> [WORK TO COMPLETE]:
Copy out every line of the material below without changing anything, and leave out the pictures.

begin RECORDS SHOWN

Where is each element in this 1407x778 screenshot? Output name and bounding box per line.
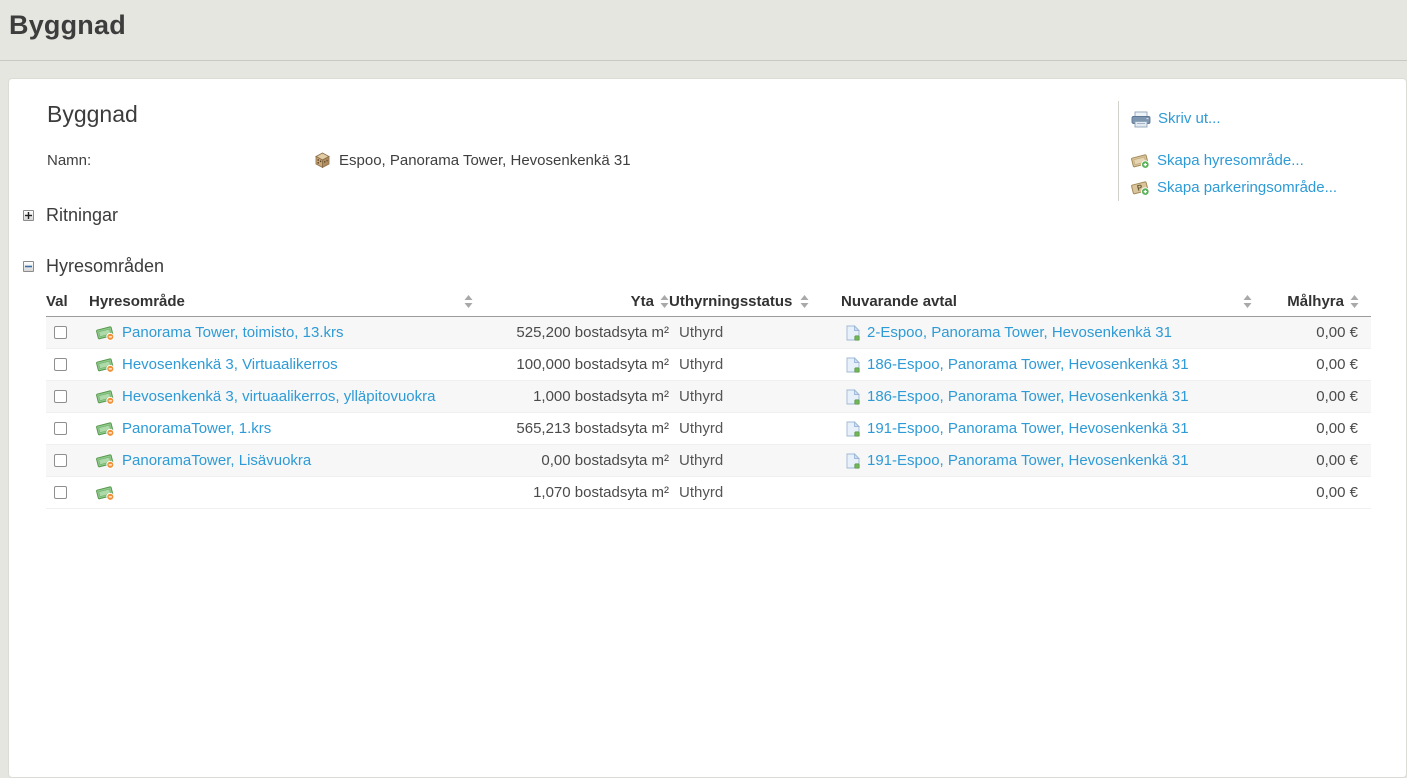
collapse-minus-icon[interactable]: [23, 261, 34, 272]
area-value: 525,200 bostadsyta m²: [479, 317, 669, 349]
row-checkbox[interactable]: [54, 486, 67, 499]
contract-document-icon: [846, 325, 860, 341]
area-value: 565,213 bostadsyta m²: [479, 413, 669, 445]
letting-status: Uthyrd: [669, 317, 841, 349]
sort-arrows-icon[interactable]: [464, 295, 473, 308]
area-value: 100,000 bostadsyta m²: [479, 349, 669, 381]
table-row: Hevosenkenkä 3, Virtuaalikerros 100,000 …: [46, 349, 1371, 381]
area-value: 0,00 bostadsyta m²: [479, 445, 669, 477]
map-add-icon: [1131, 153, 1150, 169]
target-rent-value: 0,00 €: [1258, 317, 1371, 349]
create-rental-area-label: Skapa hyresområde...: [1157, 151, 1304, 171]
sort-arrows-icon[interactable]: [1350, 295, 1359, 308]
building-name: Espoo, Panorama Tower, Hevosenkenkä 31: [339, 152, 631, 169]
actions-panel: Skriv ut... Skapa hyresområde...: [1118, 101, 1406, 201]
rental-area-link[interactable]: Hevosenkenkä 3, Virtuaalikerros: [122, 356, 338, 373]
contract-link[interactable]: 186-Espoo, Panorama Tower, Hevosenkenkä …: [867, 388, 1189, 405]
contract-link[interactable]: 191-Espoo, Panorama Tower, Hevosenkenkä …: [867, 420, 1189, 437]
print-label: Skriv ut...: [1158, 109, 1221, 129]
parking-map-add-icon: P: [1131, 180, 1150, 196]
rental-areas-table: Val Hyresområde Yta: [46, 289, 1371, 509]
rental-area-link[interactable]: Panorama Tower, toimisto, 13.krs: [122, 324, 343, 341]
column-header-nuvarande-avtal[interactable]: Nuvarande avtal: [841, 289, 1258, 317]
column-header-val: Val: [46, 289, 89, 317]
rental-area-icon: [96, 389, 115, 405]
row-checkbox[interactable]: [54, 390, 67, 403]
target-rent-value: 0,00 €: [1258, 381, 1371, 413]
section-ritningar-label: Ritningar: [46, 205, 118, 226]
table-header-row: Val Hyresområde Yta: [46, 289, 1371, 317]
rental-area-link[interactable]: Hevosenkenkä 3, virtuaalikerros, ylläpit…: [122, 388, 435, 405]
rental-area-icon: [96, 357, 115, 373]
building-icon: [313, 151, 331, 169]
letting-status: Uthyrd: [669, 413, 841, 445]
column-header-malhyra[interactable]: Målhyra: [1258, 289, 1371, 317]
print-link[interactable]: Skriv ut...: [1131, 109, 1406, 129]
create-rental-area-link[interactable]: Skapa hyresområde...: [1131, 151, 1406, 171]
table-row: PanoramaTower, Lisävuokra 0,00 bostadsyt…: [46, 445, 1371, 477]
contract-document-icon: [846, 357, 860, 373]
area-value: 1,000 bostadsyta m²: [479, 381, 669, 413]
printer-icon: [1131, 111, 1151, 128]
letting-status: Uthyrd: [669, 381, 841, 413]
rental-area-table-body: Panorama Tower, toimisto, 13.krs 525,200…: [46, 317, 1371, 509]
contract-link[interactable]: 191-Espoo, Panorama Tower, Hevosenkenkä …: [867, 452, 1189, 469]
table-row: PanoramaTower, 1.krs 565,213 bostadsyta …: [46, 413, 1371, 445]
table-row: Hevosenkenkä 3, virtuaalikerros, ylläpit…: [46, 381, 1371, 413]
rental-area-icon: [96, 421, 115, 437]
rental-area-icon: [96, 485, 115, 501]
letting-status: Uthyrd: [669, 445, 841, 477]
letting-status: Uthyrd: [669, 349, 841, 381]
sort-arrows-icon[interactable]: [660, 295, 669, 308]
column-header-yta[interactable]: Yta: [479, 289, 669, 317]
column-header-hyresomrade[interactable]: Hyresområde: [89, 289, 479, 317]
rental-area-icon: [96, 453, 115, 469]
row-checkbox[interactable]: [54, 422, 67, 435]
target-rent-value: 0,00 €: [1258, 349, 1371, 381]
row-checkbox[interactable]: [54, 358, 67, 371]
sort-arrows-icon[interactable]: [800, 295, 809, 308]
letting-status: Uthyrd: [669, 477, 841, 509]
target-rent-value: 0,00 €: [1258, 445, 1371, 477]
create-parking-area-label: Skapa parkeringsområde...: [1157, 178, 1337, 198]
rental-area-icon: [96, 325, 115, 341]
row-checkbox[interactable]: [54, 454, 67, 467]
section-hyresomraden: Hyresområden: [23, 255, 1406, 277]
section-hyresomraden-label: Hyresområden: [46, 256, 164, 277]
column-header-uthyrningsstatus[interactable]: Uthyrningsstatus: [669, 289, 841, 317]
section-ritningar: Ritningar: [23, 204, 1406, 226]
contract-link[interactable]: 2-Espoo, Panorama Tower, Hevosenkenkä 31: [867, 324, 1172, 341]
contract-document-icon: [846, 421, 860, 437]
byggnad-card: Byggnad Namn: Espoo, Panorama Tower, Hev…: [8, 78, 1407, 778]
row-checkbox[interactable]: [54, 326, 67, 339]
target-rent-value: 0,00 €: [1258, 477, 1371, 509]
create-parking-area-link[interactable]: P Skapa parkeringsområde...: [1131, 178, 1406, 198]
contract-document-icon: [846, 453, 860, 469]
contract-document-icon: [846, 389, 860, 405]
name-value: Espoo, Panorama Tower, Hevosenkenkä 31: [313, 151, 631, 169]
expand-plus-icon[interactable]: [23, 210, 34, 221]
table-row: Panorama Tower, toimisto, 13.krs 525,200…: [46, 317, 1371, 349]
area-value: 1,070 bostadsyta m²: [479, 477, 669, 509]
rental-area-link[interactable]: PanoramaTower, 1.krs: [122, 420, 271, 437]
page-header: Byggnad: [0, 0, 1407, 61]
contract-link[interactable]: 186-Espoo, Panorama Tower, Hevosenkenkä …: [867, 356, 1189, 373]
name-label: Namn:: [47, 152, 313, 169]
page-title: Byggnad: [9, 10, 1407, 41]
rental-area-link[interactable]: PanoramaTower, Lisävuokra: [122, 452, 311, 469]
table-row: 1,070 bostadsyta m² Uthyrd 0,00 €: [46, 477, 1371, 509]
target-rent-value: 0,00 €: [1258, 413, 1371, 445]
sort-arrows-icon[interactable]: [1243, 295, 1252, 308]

end RECORDS SHOWN

> [EXERCISE RESULT]:
Where is each element in this 1407x778 screenshot? Output name and bounding box per line.
collapse-minus-icon[interactable]: [23, 261, 34, 272]
area-value: 525,200 bostadsyta m²: [479, 317, 669, 349]
row-checkbox[interactable]: [54, 486, 67, 499]
contract-document-icon: [846, 325, 860, 341]
area-value: 565,213 bostadsyta m²: [479, 413, 669, 445]
letting-status: Uthyrd: [669, 317, 841, 349]
sort-arrows-icon[interactable]: [464, 295, 473, 308]
area-value: 100,000 bostadsyta m²: [479, 349, 669, 381]
table-row: Hevosenkenkä 3, Virtuaalikerros 100,000 …: [46, 349, 1371, 381]
area-value: 0,00 bostadsyta m²: [479, 445, 669, 477]
map-add-icon: [1131, 153, 1150, 169]
target-rent-value: 0,00 €: [1258, 317, 1371, 349]
create-rental-area-label: Skapa hyresområde...: [1157, 151, 1304, 171]
sort-arrows-icon[interactable]: [1350, 295, 1359, 308]
building-name: Espoo, Panorama Tower, Hevosenkenkä 31: [339, 152, 631, 169]
actions-panel: Skriv ut... Skapa hyresområde...: [1118, 101, 1406, 201]
rental-area-link[interactable]: Hevosenkenkä 3, Virtuaalikerros: [122, 356, 338, 373]
contract-link[interactable]: 186-Espoo, Panorama Tower, Hevosenkenkä …: [867, 388, 1189, 405]
contract-link[interactable]: 191-Espoo, Panorama Tower, Hevosenkenkä …: [867, 420, 1189, 437]
print-label: Skriv ut...: [1158, 109, 1221, 129]
parking-map-add-icon: P: [1131, 180, 1150, 196]
rental-areas-table: Val Hyresområde Yta: [46, 289, 1371, 509]
rental-area-link[interactable]: Panorama Tower, toimisto, 13.krs: [122, 324, 343, 341]
column-header-nuvarande-avtal[interactable]: Nuvarande avtal: [841, 289, 1258, 317]
column-header-val: Val: [46, 289, 89, 317]
rental-area-icon: [96, 389, 115, 405]
row-checkbox[interactable]: [54, 390, 67, 403]
target-rent-value: 0,00 €: [1258, 381, 1371, 413]
section-ritningar-label: Ritningar: [46, 205, 118, 226]
table-header-row: Val Hyresområde Yta: [46, 289, 1371, 317]
rental-area-link[interactable]: Hevosenkenkä 3, virtuaalikerros, ylläpit…: [122, 388, 435, 405]
rental-area-icon: [96, 357, 115, 373]
building-icon: [313, 151, 331, 169]
letting-status: Uthyrd: [669, 413, 841, 445]
column-header-malhyra[interactable]: Målhyra: [1258, 289, 1371, 317]
print-link[interactable]: Skriv ut...: [1131, 109, 1406, 129]
create-rental-area-link[interactable]: Skapa hyresområde...: [1131, 151, 1406, 171]
table-row: PanoramaTower, Lisävuokra 0,00 bostadsyt…: [46, 445, 1371, 477]
contract-document-icon: [846, 357, 860, 373]
area-value: 1,000 bostadsyta m²: [479, 381, 669, 413]
printer-icon: [1131, 111, 1151, 128]
letting-status: Uthyrd: [669, 381, 841, 413]
rental-area-table-body: Panorama Tower, toimisto, 13.krs 525,200…: [46, 317, 1371, 509]
contract-link[interactable]: 191-Espoo, Panorama Tower, Hevosenkenkä …: [867, 452, 1189, 469]
table-row: PanoramaTower, 1.krs 565,213 bostadsyta …: [46, 413, 1371, 445]
table-row: Hevosenkenkä 3, virtuaalikerros, ylläpit…: [46, 381, 1371, 413]
rental-area-icon: [96, 421, 115, 437]
rental-area-icon: [96, 485, 115, 501]
letting-status: Uthyrd: [669, 445, 841, 477]
letting-status: Uthyrd: [669, 349, 841, 381]
sort-arrows-icon[interactable]: [660, 295, 669, 308]
column-header-yta[interactable]: Yta: [479, 289, 669, 317]
column-header-hyresomrade[interactable]: Hyresområde: [89, 289, 479, 317]
rental-area-icon: [96, 453, 115, 469]
row-checkbox[interactable]: [54, 422, 67, 435]
target-rent-value: 0,00 €: [1258, 349, 1371, 381]
row-checkbox[interactable]: [54, 358, 67, 371]
sort-arrows-icon[interactable]: [800, 295, 809, 308]
letting-status: Uthyrd: [669, 477, 841, 509]
target-rent-value: 0,00 €: [1258, 445, 1371, 477]
create-parking-area-label: Skapa parkeringsområde...: [1157, 178, 1337, 198]
rental-area-icon: [96, 325, 115, 341]
row-checkbox[interactable]: [54, 454, 67, 467]
section-hyresomraden: Hyresområden: [23, 255, 1406, 277]
section-hyresomraden-label: Hyresområden: [46, 256, 164, 277]
column-header-uthyrningsstatus[interactable]: Uthyrningsstatus: [669, 289, 841, 317]
section-ritningar: Ritningar: [23, 204, 1406, 226]
contract-link[interactable]: 2-Espoo, Panorama Tower, Hevosenkenkä 31: [867, 324, 1172, 341]
contract-document-icon: [846, 421, 860, 437]
byggnad-card: Byggnad Namn: Espoo, Panorama Tower, Hev…: [8, 78, 1407, 778]
row-checkbox[interactable]: [54, 326, 67, 339]
target-rent-value: 0,00 €: [1258, 477, 1371, 509]
create-parking-area-link[interactable]: P Skapa parkeringsområde...: [1131, 178, 1406, 198]
contract-document-icon: [846, 453, 860, 469]
contract-document-icon: [846, 389, 860, 405]
name-value: Espoo, Panorama Tower, Hevosenkenkä 31: [313, 151, 631, 169]
expand-plus-icon[interactable]: [23, 210, 34, 221]
table-row: Panorama Tower, toimisto, 13.krs 525,200…: [46, 317, 1371, 349]
area-value: 1,070 bostadsyta m²: [479, 477, 669, 509]
rental-area-link[interactable]: PanoramaTower, 1.krs: [122, 420, 271, 437]
page-header: Byggnad: [0, 0, 1407, 61]
contract-link[interactable]: 186-Espoo, Panorama Tower, Hevosenkenkä …: [867, 356, 1189, 373]
name-label: Namn:: [47, 152, 313, 169]
page-title: Byggnad: [9, 10, 1407, 41]
rental-area-link[interactable]: PanoramaTower, Lisävuokra: [122, 452, 311, 469]
table-row: 1,070 bostadsyta m² Uthyrd 0,00 €: [46, 477, 1371, 509]
target-rent-value: 0,00 €: [1258, 413, 1371, 445]
sort-arrows-icon[interactable]: [1243, 295, 1252, 308]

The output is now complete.